▶ _EXERCISE OBJECTIVE_
Print out each record below, unaltered and complete, without its images.

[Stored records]
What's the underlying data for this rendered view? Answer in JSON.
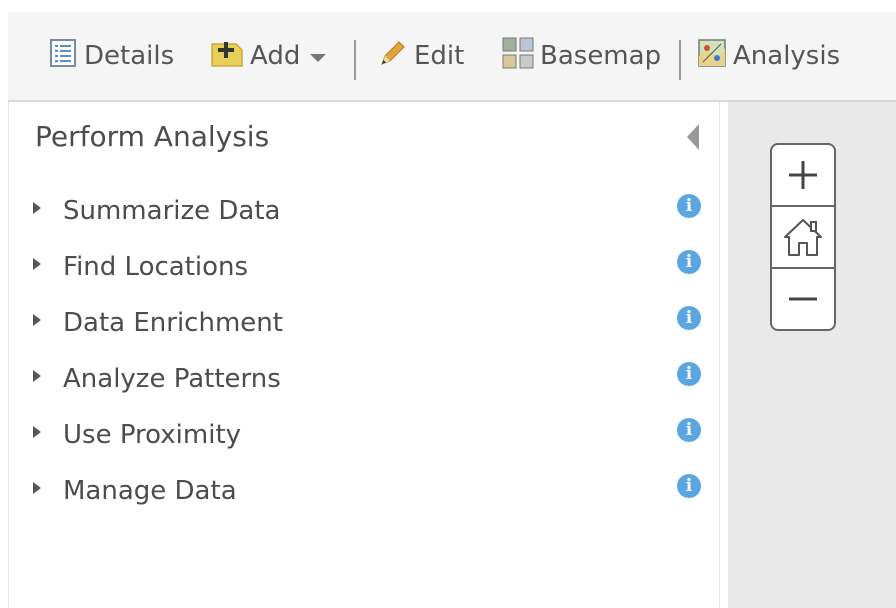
{
  "toolbar": {
    "details_label": "Details",
    "add_label": "Add",
    "edit_label": "Edit",
    "basemap_label": "Basemap",
    "analysis_label": "Analysis"
  },
  "panel": {
    "title": "Perform Analysis",
    "categories": [
      {
        "label": "Summarize Data"
      },
      {
        "label": "Find Locations"
      },
      {
        "label": "Data Enrichment"
      },
      {
        "label": "Analyze Patterns"
      },
      {
        "label": "Use Proximity"
      },
      {
        "label": "Manage Data"
      }
    ],
    "info_icon": "i"
  },
  "map": {
    "zoom_in_label": "+",
    "zoom_out_label": "−"
  },
  "colors": {
    "info_blue": "#5aa6e2",
    "toolbar_bg": "#f4f5f4",
    "map_bg": "#e9e9e9"
  }
}
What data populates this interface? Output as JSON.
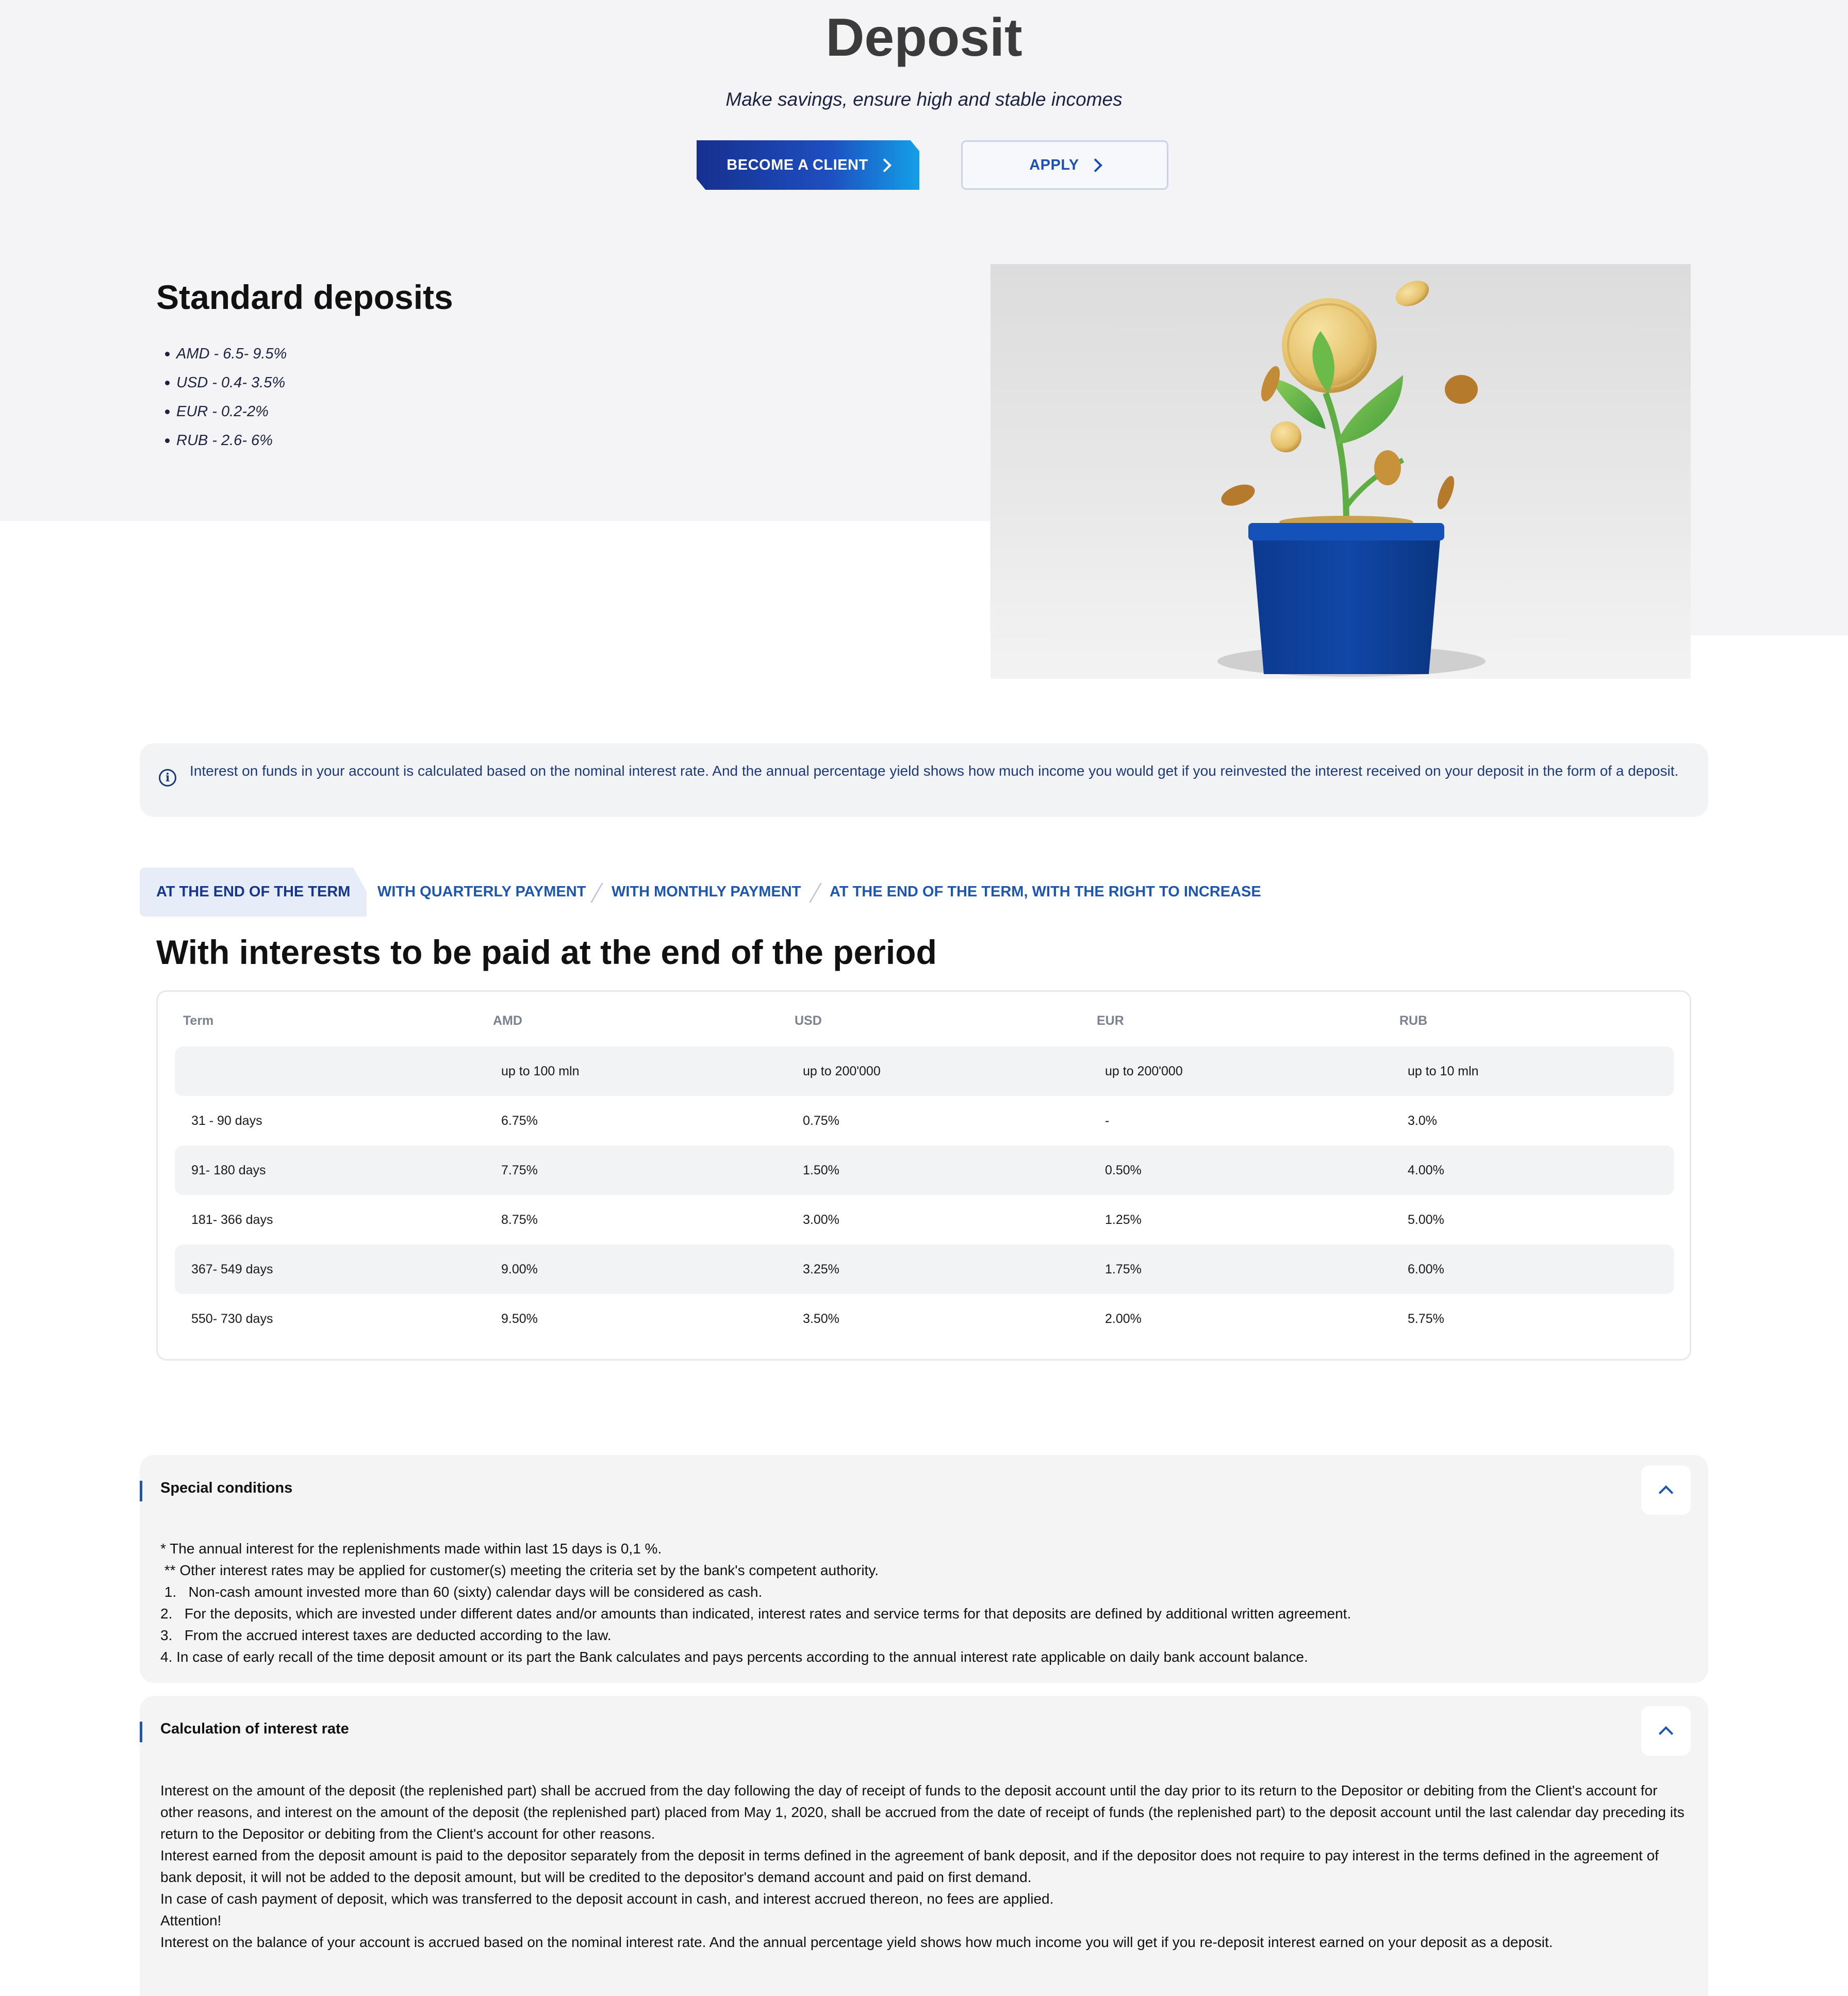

▶ _FINAL ANSWER_
What's the underlying data for this rendered view? Answer in JSON.
{
  "toolbar": {
    "details_label": "Details",
    "add_label": "Add",
    "edit_label": "Edit",
    "basemap_label": "Basemap",
    "analysis_label": "Analysis"
  },
  "panel": {
    "title": "Perform Analysis",
    "categories": [
      {
        "label": "Summarize Data"
      },
      {
        "label": "Find Locations"
      },
      {
        "label": "Data Enrichment"
      },
      {
        "label": "Analyze Patterns"
      },
      {
        "label": "Use Proximity"
      },
      {
        "label": "Manage Data"
      }
    ],
    "info_icon": "i"
  },
  "map": {
    "zoom_in_label": "+",
    "zoom_out_label": "−"
  },
  "colors": {
    "info_blue": "#5aa6e2",
    "toolbar_bg": "#f4f5f4",
    "map_bg": "#e9e9e9"
  }
}
What data populates this interface? Output as JSON.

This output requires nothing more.